◆ Aim of the exercise ◆
Return the whole listing, keeping every character the same.

+++

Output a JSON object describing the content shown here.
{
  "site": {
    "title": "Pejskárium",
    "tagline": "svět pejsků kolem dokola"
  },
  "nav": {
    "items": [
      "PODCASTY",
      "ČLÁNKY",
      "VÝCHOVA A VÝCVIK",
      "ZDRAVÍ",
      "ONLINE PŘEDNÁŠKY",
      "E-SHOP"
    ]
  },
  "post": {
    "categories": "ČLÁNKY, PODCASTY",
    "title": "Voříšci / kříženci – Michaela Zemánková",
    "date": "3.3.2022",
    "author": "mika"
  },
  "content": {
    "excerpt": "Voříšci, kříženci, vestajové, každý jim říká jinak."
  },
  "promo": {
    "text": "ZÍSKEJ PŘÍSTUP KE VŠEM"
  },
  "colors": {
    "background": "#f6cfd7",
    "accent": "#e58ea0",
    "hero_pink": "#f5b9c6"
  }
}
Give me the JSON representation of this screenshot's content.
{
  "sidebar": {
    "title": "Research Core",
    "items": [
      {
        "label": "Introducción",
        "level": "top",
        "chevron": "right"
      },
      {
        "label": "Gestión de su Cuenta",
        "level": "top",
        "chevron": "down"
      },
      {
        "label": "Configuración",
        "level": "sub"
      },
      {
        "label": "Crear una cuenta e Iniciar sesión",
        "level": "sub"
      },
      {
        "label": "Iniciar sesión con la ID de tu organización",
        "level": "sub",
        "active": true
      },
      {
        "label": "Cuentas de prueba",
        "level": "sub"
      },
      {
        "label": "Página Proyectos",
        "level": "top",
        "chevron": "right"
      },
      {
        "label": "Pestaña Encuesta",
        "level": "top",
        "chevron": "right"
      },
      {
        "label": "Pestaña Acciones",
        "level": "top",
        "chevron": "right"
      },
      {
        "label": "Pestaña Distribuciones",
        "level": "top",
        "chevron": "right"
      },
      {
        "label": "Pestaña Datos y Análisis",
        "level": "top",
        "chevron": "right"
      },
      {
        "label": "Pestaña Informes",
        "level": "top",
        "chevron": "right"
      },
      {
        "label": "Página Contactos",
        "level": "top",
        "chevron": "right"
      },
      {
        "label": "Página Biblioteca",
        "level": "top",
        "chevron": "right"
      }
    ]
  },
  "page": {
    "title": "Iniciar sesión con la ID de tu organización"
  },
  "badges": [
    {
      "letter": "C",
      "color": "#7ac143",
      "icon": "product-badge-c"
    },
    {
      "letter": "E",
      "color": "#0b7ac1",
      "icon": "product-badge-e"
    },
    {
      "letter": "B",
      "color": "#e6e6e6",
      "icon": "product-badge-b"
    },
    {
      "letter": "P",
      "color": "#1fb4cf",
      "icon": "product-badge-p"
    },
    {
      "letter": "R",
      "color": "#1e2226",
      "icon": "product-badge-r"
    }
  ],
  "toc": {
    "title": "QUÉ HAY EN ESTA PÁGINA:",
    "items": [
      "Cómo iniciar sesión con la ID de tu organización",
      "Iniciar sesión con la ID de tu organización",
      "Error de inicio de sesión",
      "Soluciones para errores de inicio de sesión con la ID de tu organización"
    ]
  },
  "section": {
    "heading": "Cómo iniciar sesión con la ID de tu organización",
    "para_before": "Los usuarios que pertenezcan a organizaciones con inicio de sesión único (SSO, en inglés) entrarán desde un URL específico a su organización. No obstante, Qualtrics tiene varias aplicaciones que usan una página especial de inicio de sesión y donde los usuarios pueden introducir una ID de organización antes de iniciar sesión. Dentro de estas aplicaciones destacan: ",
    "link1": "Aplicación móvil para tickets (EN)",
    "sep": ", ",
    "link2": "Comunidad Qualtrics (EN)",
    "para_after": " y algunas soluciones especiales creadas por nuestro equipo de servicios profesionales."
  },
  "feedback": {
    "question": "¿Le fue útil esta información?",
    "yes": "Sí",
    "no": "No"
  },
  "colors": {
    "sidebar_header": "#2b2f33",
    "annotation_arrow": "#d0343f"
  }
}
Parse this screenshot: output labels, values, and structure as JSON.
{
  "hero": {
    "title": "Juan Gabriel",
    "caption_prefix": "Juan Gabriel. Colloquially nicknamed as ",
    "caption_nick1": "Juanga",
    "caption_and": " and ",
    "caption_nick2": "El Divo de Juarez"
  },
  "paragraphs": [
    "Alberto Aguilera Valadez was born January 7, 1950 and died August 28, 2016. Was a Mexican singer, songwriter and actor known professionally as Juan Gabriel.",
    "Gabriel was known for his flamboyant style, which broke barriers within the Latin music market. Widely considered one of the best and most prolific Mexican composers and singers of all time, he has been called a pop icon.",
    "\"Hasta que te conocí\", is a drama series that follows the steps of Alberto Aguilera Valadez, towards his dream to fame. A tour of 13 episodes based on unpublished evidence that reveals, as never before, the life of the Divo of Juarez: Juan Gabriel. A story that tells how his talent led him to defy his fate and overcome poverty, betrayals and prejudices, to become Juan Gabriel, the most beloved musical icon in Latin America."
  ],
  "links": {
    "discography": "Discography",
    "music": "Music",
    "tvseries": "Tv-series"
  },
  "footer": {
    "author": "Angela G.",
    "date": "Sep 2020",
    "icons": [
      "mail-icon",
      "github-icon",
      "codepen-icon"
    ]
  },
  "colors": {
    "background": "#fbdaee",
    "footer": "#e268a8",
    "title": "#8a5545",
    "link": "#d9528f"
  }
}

+++

◆ Output of the exercise ◆
Output a JSON object describing the content shown here.
{
  "site": {
    "title": "Pejskárium",
    "tagline": "svět pejsků kolem dokola"
  },
  "nav": {
    "items": [
      "PODCASTY",
      "ČLÁNKY",
      "VÝCHOVA A VÝCVIK",
      "ZDRAVÍ",
      "ONLINE PŘEDNÁŠKY",
      "E-SHOP"
    ]
  },
  "post": {
    "categories": "ČLÁNKY, PODCASTY",
    "title": "Voříšci / kříženci – Michaela Zemánková",
    "date": "3.3.2022",
    "author": "mika"
  },
  "content": {
    "excerpt": "Voříšci, kříženci, vestajové, každý jim říká jinak."
  },
  "promo": {
    "text": "ZÍSKEJ PŘÍSTUP KE VŠEM"
  },
  "colors": {
    "background": "#f6cfd7",
    "accent": "#e58ea0",
    "hero_pink": "#f5b9c6"
  }
}
Give me the JSON representation of this screenshot's content.
{
  "sidebar": {
    "title": "Research Core",
    "items": [
      {
        "label": "Introducción",
        "level": "top",
        "chevron": "right"
      },
      {
        "label": "Gestión de su Cuenta",
        "level": "top",
        "chevron": "down"
      },
      {
        "label": "Configuración",
        "level": "sub"
      },
      {
        "label": "Crear una cuenta e Iniciar sesión",
        "level": "sub"
      },
      {
        "label": "Iniciar sesión con la ID de tu organización",
        "level": "sub",
        "active": true
      },
      {
        "label": "Cuentas de prueba",
        "level": "sub"
      },
      {
        "label": "Página Proyectos",
        "level": "top",
        "chevron": "right"
      },
      {
        "label": "Pestaña Encuesta",
        "level": "top",
        "chevron": "right"
      },
      {
        "label": "Pestaña Acciones",
        "level": "top",
        "chevron": "right"
      },
      {
        "label": "Pestaña Distribuciones",
        "level": "top",
        "chevron": "right"
      },
      {
        "label": "Pestaña Datos y Análisis",
        "level": "top",
        "chevron": "right"
      },
      {
        "label": "Pestaña Informes",
        "level": "top",
        "chevron": "right"
      },
      {
        "label": "Página Contactos",
        "level": "top",
        "chevron": "right"
      },
      {
        "label": "Página Biblioteca",
        "level": "top",
        "chevron": "right"
      }
    ]
  },
  "page": {
    "title": "Iniciar sesión con la ID de tu organización"
  },
  "badges": [
    {
      "letter": "C",
      "color": "#7ac143",
      "icon": "product-badge-c"
    },
    {
      "letter": "E",
      "color": "#0b7ac1",
      "icon": "product-badge-e"
    },
    {
      "letter": "B",
      "color": "#e6e6e6",
      "icon": "product-badge-b"
    },
    {
      "letter": "P",
      "color": "#1fb4cf",
      "icon": "product-badge-p"
    },
    {
      "letter": "R",
      "color": "#1e2226",
      "icon": "product-badge-r"
    }
  ],
  "toc": {
    "title": "QUÉ HAY EN ESTA PÁGINA:",
    "items": [
      "Cómo iniciar sesión con la ID de tu organización",
      "Iniciar sesión con la ID de tu organización",
      "Error de inicio de sesión",
      "Soluciones para errores de inicio de sesión con la ID de tu organización"
    ]
  },
  "section": {
    "heading": "Cómo iniciar sesión con la ID de tu organización",
    "para_before": "Los usuarios que pertenezcan a organizaciones con inicio de sesión único (SSO, en inglés) entrarán desde un URL específico a su organización. No obstante, Qualtrics tiene varias aplicaciones que usan una página especial de inicio de sesión y donde los usuarios pueden introducir una ID de organización antes de iniciar sesión. Dentro de estas aplicaciones destacan: ",
    "link1": "Aplicación móvil para tickets (EN)",
    "sep": ", ",
    "link2": "Comunidad Qualtrics (EN)",
    "para_after": " y algunas soluciones especiales creadas por nuestro equipo de servicios profesionales."
  },
  "feedback": {
    "question": "¿Le fue útil esta información?",
    "yes": "Sí",
    "no": "No"
  },
  "colors": {
    "sidebar_header": "#2b2f33",
    "annotation_arrow": "#d0343f"
  }
}
Parse this screenshot: output labels, values, and structure as JSON.
{
  "hero": {
    "title": "Juan Gabriel",
    "caption_prefix": "Juan Gabriel. Colloquially nicknamed as ",
    "caption_nick1": "Juanga",
    "caption_and": " and ",
    "caption_nick2": "El Divo de Juarez"
  },
  "paragraphs": [
    "Alberto Aguilera Valadez was born January 7, 1950 and died August 28, 2016. Was a Mexican singer, songwriter and actor known professionally as Juan Gabriel.",
    "Gabriel was known for his flamboyant style, which broke barriers within the Latin music market. Widely considered one of the best and most prolific Mexican composers and singers of all time, he has been called a pop icon.",
    "\"Hasta que te conocí\", is a drama series that follows the steps of Alberto Aguilera Valadez, towards his dream to fame. A tour of 13 episodes based on unpublished evidence that reveals, as never before, the life of the Divo of Juarez: Juan Gabriel. A story that tells how his talent led him to defy his fate and overcome poverty, betrayals and prejudices, to become Juan Gabriel, the most beloved musical icon in Latin America."
  ],
  "links": {
    "discography": "Discography",
    "music": "Music",
    "tvseries": "Tv-series"
  },
  "footer": {
    "author": "Angela G.",
    "date": "Sep 2020",
    "icons": [
      "mail-icon",
      "github-icon",
      "codepen-icon"
    ]
  },
  "colors": {
    "background": "#fbdaee",
    "footer": "#e268a8",
    "title": "#8a5545",
    "link": "#d9528f"
  }
}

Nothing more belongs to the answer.